>>>>>

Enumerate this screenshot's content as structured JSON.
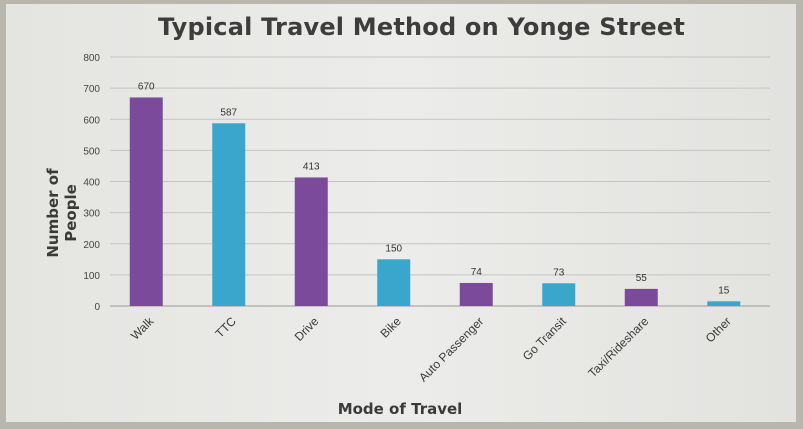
{
  "chart_data": {
    "type": "bar",
    "title": "Typical Travel Method on Yonge Street",
    "xlabel": "Mode of Travel",
    "ylabel": "Number of People",
    "ylim": [
      0,
      800
    ],
    "yticks": [
      0,
      100,
      200,
      300,
      400,
      500,
      600,
      700,
      800
    ],
    "grid": true,
    "legend": "none",
    "categories": [
      "Walk",
      "TTC",
      "Drive",
      "Bike",
      "Auto Passenger",
      "Go Transit",
      "Taxi/Rideshare",
      "Other"
    ],
    "values": [
      670,
      587,
      413,
      150,
      74,
      73,
      55,
      15
    ],
    "colors": [
      "#7b4a9a",
      "#3aa6cc",
      "#7b4a9a",
      "#3aa6cc",
      "#7b4a9a",
      "#3aa6cc",
      "#7b4a9a",
      "#3aa6cc"
    ]
  }
}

<<<<<

*The task*
Give every record again exactly, apart from the pictures, which stay out.

*Finished task*
Enumerate this screenshot's content as structured JSON.
{
  "chart_data": {
    "type": "bar",
    "title": "Typical Travel Method on Yonge Street",
    "xlabel": "Mode of Travel",
    "ylabel": "Number of People",
    "ylim": [
      0,
      800
    ],
    "yticks": [
      0,
      100,
      200,
      300,
      400,
      500,
      600,
      700,
      800
    ],
    "grid": true,
    "legend": "none",
    "categories": [
      "Walk",
      "TTC",
      "Drive",
      "Bike",
      "Auto Passenger",
      "Go Transit",
      "Taxi/Rideshare",
      "Other"
    ],
    "values": [
      670,
      587,
      413,
      150,
      74,
      73,
      55,
      15
    ],
    "colors": [
      "#7b4a9a",
      "#3aa6cc",
      "#7b4a9a",
      "#3aa6cc",
      "#7b4a9a",
      "#3aa6cc",
      "#7b4a9a",
      "#3aa6cc"
    ]
  }
}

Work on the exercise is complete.